- To be done: Read through the data and report every line in which the word "icon" occurs.

Extracted records:
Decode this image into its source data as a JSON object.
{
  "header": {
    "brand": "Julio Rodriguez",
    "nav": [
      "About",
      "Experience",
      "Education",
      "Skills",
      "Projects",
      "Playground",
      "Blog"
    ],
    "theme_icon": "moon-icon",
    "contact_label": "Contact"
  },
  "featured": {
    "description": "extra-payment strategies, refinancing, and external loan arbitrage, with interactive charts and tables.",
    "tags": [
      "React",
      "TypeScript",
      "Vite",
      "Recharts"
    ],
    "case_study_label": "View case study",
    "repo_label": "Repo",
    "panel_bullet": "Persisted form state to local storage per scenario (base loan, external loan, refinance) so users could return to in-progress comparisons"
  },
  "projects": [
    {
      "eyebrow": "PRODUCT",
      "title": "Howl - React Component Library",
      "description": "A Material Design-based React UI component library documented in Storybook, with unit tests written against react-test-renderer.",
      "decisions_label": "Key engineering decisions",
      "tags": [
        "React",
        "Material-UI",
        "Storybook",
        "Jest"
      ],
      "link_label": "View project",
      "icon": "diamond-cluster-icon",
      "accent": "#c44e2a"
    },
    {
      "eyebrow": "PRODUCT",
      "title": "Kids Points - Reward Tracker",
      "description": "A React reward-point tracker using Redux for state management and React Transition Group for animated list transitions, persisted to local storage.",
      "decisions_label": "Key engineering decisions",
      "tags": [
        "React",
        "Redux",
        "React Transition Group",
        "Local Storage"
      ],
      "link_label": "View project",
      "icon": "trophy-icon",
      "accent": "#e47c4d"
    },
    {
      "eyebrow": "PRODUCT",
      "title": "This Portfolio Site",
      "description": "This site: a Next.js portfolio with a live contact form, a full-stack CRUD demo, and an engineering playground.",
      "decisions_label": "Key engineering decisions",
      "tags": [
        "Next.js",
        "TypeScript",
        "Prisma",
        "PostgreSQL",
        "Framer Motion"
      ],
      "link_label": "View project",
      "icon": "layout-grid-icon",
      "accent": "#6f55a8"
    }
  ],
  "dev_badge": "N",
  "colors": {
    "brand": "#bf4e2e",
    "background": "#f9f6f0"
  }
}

- Response to the exercise:
    "theme_icon": "moon-icon",
      "icon": "diamond-cluster-icon",
      "icon": "trophy-icon",
      "icon": "layout-grid-icon",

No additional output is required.